Problem to solve: Every line below should be copied exactly; drop the pictures.

Raw records:
"""

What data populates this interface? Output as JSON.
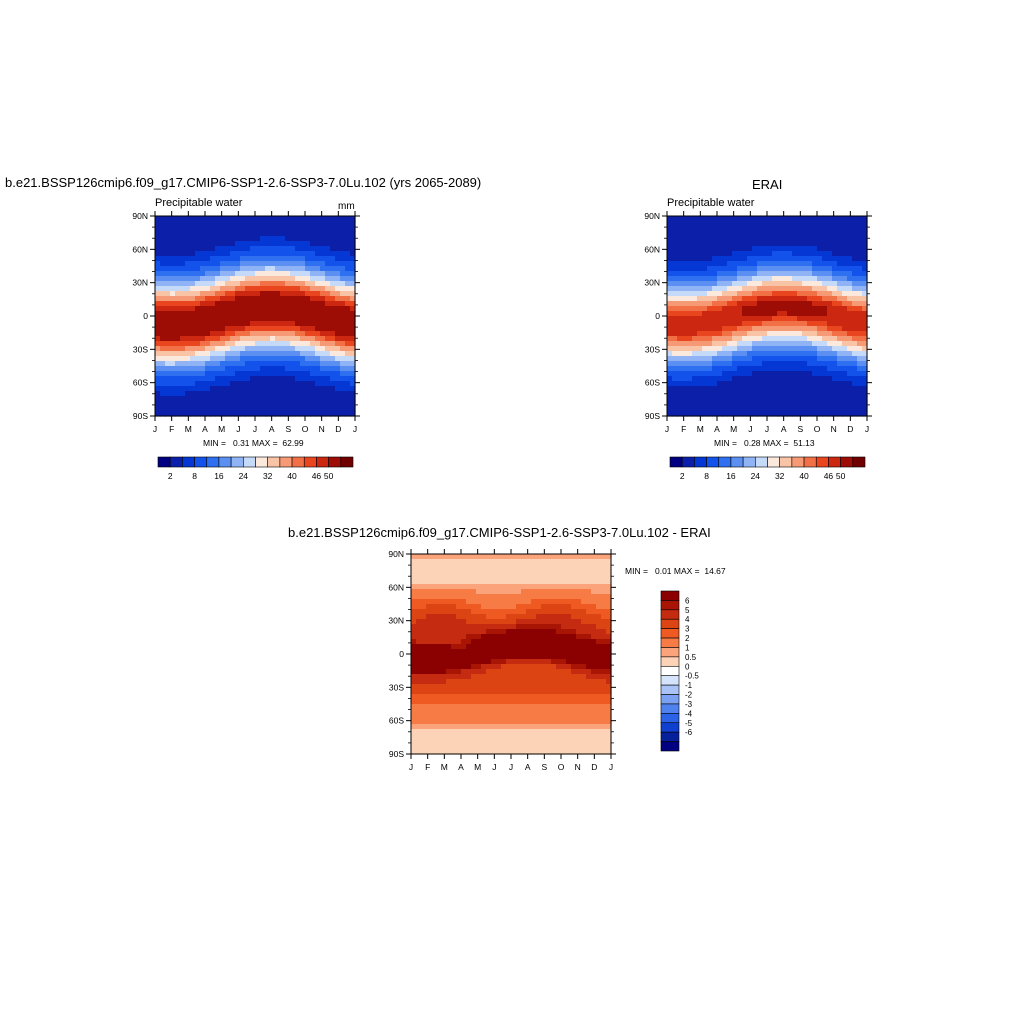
{
  "panels": {
    "model": {
      "title": "b.e21.BSSP126cmip6.f09_g17.CMIP6-SSP1-2.6-SSP3-7.0Lu.102 (yrs 2065-2089)",
      "left_label": "Precipitable water",
      "units": "mm",
      "minmax": "MIN =   0.31 MAX =  62.99"
    },
    "obs": {
      "title": "ERAI",
      "left_label": "Precipitable water",
      "minmax": "MIN =   0.28 MAX =  51.13"
    },
    "diff": {
      "title": "b.e21.BSSP126cmip6.f09_g17.CMIP6-SSP1-2.6-SSP3-7.0Lu.102 - ERAI",
      "minmax": "MIN =   0.01 MAX =  14.67"
    }
  },
  "chart_data": [
    {
      "type": "heatmap",
      "name": "model-precipitable-water",
      "x_ticks": [
        "J",
        "F",
        "M",
        "A",
        "M",
        "J",
        "J",
        "A",
        "S",
        "O",
        "N",
        "D",
        "J"
      ],
      "y_ticks": [
        "90N",
        "60N",
        "30N",
        "0",
        "30S",
        "60S",
        "90S"
      ],
      "levels": [
        2,
        5,
        8,
        12,
        16,
        20,
        24,
        28,
        32,
        36,
        40,
        43,
        46,
        50
      ],
      "level_labels": [
        "2",
        "8",
        "16",
        "24",
        "32",
        "40",
        "46",
        "50"
      ],
      "min": 0.31,
      "max": 62.99
    },
    {
      "type": "heatmap",
      "name": "erai-precipitable-water",
      "x_ticks": [
        "J",
        "F",
        "M",
        "A",
        "M",
        "J",
        "J",
        "A",
        "S",
        "O",
        "N",
        "D",
        "J"
      ],
      "y_ticks": [
        "90N",
        "60N",
        "30N",
        "0",
        "30S",
        "60S",
        "90S"
      ],
      "levels": [
        2,
        5,
        8,
        12,
        16,
        20,
        24,
        28,
        32,
        36,
        40,
        43,
        46,
        50
      ],
      "level_labels": [
        "2",
        "8",
        "16",
        "24",
        "32",
        "40",
        "46",
        "50"
      ],
      "min": 0.28,
      "max": 51.13
    },
    {
      "type": "heatmap",
      "name": "difference",
      "x_ticks": [
        "J",
        "F",
        "M",
        "A",
        "M",
        "J",
        "J",
        "A",
        "S",
        "O",
        "N",
        "D",
        "J"
      ],
      "y_ticks": [
        "90N",
        "60N",
        "30N",
        "0",
        "30S",
        "60S",
        "90S"
      ],
      "level_labels": [
        "6",
        "5",
        "4",
        "3",
        "2",
        "1",
        "0.5",
        "0",
        "-0.5",
        "-1",
        "-2",
        "-3",
        "-4",
        "-5",
        "-6"
      ],
      "min": 0.01,
      "max": 14.67
    }
  ],
  "colors": {
    "seq": [
      "#000080",
      "#0b1fa8",
      "#0537d4",
      "#1353ec",
      "#2e70f0",
      "#5b90f2",
      "#8fb3f4",
      "#c5d9f8",
      "#fbe9de",
      "#f9c3a6",
      "#f69a76",
      "#f27046",
      "#e9461f",
      "#cc2710",
      "#9d0c05",
      "#700000"
    ],
    "div": [
      "#8b0000",
      "#a81505",
      "#c52b10",
      "#dd4414",
      "#ee5a22",
      "#f67b45",
      "#fba37a",
      "#fdd3b8",
      "#ffffff",
      "#d5e4fb",
      "#a9c3f7",
      "#7ba2f2",
      "#4f82ef",
      "#2b62e8",
      "#0f40d0",
      "#06209c",
      "#000080"
    ]
  }
}
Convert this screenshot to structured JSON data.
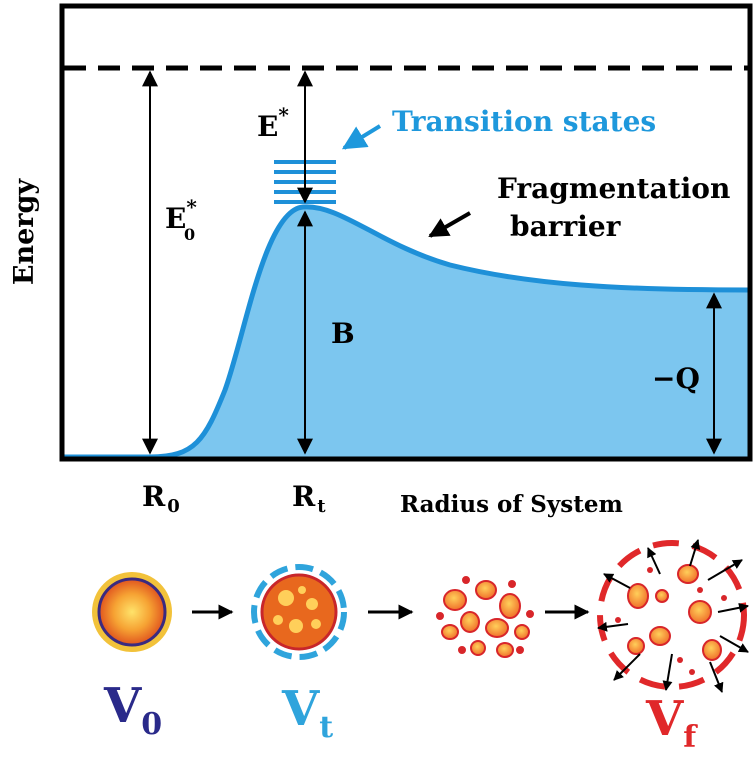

"""

Exercise response:
What data populates this interface? Output as JSON.
{
  "panels": {
    "model": {
      "title": "b.e21.BSSP126cmip6.f09_g17.CMIP6-SSP1-2.6-SSP3-7.0Lu.102 (yrs 2065-2089)",
      "left_label": "Precipitable water",
      "units": "mm",
      "minmax": "MIN =   0.31 MAX =  62.99"
    },
    "obs": {
      "title": "ERAI",
      "left_label": "Precipitable water",
      "minmax": "MIN =   0.28 MAX =  51.13"
    },
    "diff": {
      "title": "b.e21.BSSP126cmip6.f09_g17.CMIP6-SSP1-2.6-SSP3-7.0Lu.102 - ERAI",
      "minmax": "MIN =   0.01 MAX =  14.67"
    }
  },
  "chart_data": [
    {
      "type": "heatmap",
      "name": "model-precipitable-water",
      "x_ticks": [
        "J",
        "F",
        "M",
        "A",
        "M",
        "J",
        "J",
        "A",
        "S",
        "O",
        "N",
        "D",
        "J"
      ],
      "y_ticks": [
        "90N",
        "60N",
        "30N",
        "0",
        "30S",
        "60S",
        "90S"
      ],
      "levels": [
        2,
        5,
        8,
        12,
        16,
        20,
        24,
        28,
        32,
        36,
        40,
        43,
        46,
        50
      ],
      "level_labels": [
        "2",
        "8",
        "16",
        "24",
        "32",
        "40",
        "46",
        "50"
      ],
      "min": 0.31,
      "max": 62.99
    },
    {
      "type": "heatmap",
      "name": "erai-precipitable-water",
      "x_ticks": [
        "J",
        "F",
        "M",
        "A",
        "M",
        "J",
        "J",
        "A",
        "S",
        "O",
        "N",
        "D",
        "J"
      ],
      "y_ticks": [
        "90N",
        "60N",
        "30N",
        "0",
        "30S",
        "60S",
        "90S"
      ],
      "levels": [
        2,
        5,
        8,
        12,
        16,
        20,
        24,
        28,
        32,
        36,
        40,
        43,
        46,
        50
      ],
      "level_labels": [
        "2",
        "8",
        "16",
        "24",
        "32",
        "40",
        "46",
        "50"
      ],
      "min": 0.28,
      "max": 51.13
    },
    {
      "type": "heatmap",
      "name": "difference",
      "x_ticks": [
        "J",
        "F",
        "M",
        "A",
        "M",
        "J",
        "J",
        "A",
        "S",
        "O",
        "N",
        "D",
        "J"
      ],
      "y_ticks": [
        "90N",
        "60N",
        "30N",
        "0",
        "30S",
        "60S",
        "90S"
      ],
      "level_labels": [
        "6",
        "5",
        "4",
        "3",
        "2",
        "1",
        "0.5",
        "0",
        "-0.5",
        "-1",
        "-2",
        "-3",
        "-4",
        "-5",
        "-6"
      ],
      "min": 0.01,
      "max": 14.67
    }
  ],
  "colors": {
    "seq": [
      "#000080",
      "#0b1fa8",
      "#0537d4",
      "#1353ec",
      "#2e70f0",
      "#5b90f2",
      "#8fb3f4",
      "#c5d9f8",
      "#fbe9de",
      "#f9c3a6",
      "#f69a76",
      "#f27046",
      "#e9461f",
      "#cc2710",
      "#9d0c05",
      "#700000"
    ],
    "div": [
      "#8b0000",
      "#a81505",
      "#c52b10",
      "#dd4414",
      "#ee5a22",
      "#f67b45",
      "#fba37a",
      "#fdd3b8",
      "#ffffff",
      "#d5e4fb",
      "#a9c3f7",
      "#7ba2f2",
      "#4f82ef",
      "#2b62e8",
      "#0f40d0",
      "#06209c",
      "#000080"
    ]
  }
}
Convert this screenshot to structured JSON data.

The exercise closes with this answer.